--- Record excerpts ---
▽

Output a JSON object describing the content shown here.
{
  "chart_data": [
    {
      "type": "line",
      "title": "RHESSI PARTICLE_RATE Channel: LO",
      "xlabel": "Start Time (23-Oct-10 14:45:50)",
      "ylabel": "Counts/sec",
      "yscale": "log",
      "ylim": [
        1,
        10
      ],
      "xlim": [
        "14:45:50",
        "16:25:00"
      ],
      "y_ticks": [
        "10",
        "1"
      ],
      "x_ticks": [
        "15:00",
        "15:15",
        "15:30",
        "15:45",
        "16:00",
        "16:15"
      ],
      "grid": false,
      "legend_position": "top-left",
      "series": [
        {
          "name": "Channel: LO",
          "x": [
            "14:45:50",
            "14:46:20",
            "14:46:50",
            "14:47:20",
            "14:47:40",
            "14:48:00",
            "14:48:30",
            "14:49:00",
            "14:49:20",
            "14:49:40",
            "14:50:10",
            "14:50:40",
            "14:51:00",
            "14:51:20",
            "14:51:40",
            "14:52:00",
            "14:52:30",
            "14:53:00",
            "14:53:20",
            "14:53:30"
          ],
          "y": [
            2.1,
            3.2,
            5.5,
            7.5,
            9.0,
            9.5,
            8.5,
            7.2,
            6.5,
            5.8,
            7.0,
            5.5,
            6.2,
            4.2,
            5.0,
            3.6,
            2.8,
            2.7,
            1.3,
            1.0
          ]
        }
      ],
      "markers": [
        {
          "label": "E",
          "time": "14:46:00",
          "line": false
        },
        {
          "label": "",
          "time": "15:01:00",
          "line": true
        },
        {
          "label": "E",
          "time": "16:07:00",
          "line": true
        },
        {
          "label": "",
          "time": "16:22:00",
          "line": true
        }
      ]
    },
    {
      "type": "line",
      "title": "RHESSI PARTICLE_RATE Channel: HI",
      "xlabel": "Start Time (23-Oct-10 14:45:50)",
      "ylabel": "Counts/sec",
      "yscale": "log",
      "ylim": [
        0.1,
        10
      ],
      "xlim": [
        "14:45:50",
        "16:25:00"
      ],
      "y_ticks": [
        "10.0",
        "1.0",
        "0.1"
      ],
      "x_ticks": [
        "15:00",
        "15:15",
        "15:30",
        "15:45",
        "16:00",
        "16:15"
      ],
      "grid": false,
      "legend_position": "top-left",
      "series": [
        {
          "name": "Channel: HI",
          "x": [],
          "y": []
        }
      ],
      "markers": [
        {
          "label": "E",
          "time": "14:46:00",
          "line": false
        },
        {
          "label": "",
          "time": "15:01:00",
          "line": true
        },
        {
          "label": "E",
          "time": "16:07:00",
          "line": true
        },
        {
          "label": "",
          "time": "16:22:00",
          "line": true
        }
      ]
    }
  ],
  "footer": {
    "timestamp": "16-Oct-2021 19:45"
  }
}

△

--- Written problem ---
Reproduce the listing above word for word.

--- Full response ---
Output a JSON object describing the content shown here.
{
  "chart_data": [
    {
      "type": "line",
      "title": "RHESSI PARTICLE_RATE Channel: LO",
      "xlabel": "Start Time (23-Oct-10 14:45:50)",
      "ylabel": "Counts/sec",
      "yscale": "log",
      "ylim": [
        1,
        10
      ],
      "xlim": [
        "14:45:50",
        "16:25:00"
      ],
      "y_ticks": [
        "10",
        "1"
      ],
      "x_ticks": [
        "15:00",
        "15:15",
        "15:30",
        "15:45",
        "16:00",
        "16:15"
      ],
      "grid": false,
      "legend_position": "top-left",
      "series": [
        {
          "name": "Channel: LO",
          "x": [
            "14:45:50",
            "14:46:20",
            "14:46:50",
            "14:47:20",
            "14:47:40",
            "14:48:00",
            "14:48:30",
            "14:49:00",
            "14:49:20",
            "14:49:40",
            "14:50:10",
            "14:50:40",
            "14:51:00",
            "14:51:20",
            "14:51:40",
            "14:52:00",
            "14:52:30",
            "14:53:00",
            "14:53:20",
            "14:53:30"
          ],
          "y": [
            2.1,
            3.2,
            5.5,
            7.5,
            9.0,
            9.5,
            8.5,
            7.2,
            6.5,
            5.8,
            7.0,
            5.5,
            6.2,
            4.2,
            5.0,
            3.6,
            2.8,
            2.7,
            1.3,
            1.0
          ]
        }
      ],
      "markers": [
        {
          "label": "E",
          "time": "14:46:00",
          "line": false
        },
        {
          "label": "",
          "time": "15:01:00",
          "line": true
        },
        {
          "label": "E",
          "time": "16:07:00",
          "line": true
        },
        {
          "label": "",
          "time": "16:22:00",
          "line": true
        }
      ]
    },
    {
      "type": "line",
      "title": "RHESSI PARTICLE_RATE Channel: HI",
      "xlabel": "Start Time (23-Oct-10 14:45:50)",
      "ylabel": "Counts/sec",
      "yscale": "log",
      "ylim": [
        0.1,
        10
      ],
      "xlim": [
        "14:45:50",
        "16:25:00"
      ],
      "y_ticks": [
        "10.0",
        "1.0",
        "0.1"
      ],
      "x_ticks": [
        "15:00",
        "15:15",
        "15:30",
        "15:45",
        "16:00",
        "16:15"
      ],
      "grid": false,
      "legend_position": "top-left",
      "series": [
        {
          "name": "Channel: HI",
          "x": [],
          "y": []
        }
      ],
      "markers": [
        {
          "label": "E",
          "time": "14:46:00",
          "line": false
        },
        {
          "label": "",
          "time": "15:01:00",
          "line": true
        },
        {
          "label": "E",
          "time": "16:07:00",
          "line": true
        },
        {
          "label": "",
          "time": "16:22:00",
          "line": true
        }
      ]
    }
  ],
  "footer": {
    "timestamp": "16-Oct-2021 19:45"
  }
}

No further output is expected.